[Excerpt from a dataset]
---
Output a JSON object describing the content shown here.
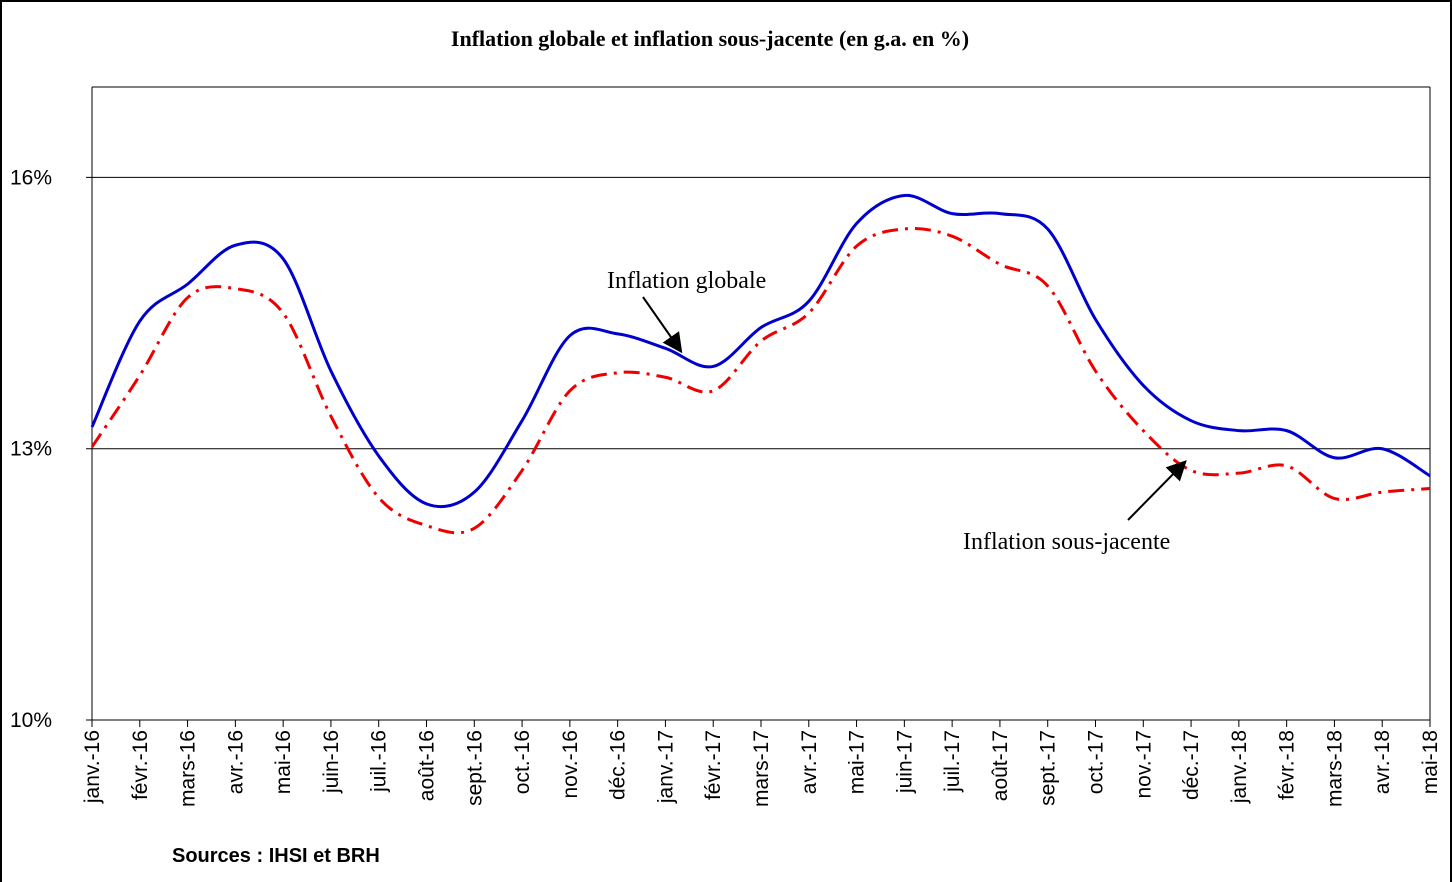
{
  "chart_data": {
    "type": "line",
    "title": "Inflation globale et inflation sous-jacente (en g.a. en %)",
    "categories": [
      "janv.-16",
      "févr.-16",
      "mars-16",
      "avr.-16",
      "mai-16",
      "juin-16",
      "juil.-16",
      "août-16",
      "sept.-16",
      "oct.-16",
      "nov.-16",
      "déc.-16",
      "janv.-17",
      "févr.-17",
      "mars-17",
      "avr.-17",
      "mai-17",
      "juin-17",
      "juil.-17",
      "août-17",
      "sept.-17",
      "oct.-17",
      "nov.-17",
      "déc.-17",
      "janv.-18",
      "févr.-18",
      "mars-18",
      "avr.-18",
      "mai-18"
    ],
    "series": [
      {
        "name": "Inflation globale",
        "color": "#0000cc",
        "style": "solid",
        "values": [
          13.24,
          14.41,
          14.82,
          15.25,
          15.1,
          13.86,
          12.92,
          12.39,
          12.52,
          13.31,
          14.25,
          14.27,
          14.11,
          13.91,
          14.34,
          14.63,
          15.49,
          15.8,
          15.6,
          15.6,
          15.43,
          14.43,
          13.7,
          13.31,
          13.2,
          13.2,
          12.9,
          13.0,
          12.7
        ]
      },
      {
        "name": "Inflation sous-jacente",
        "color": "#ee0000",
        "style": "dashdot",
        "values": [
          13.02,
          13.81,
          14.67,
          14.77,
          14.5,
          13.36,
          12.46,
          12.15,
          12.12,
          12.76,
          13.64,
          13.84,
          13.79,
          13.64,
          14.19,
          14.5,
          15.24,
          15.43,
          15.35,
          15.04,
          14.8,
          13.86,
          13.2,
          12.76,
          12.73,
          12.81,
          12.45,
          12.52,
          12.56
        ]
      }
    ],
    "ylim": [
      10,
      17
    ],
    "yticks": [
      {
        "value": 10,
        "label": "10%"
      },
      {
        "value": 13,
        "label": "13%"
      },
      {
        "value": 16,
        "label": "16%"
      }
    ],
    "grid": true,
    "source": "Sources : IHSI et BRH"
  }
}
---
Report every line in the data above in which the word "sous" appears.

    "title": "Inflation globale et inflation sous-jacente (en g.a. en %)",
        "name": "Inflation sous-jacente",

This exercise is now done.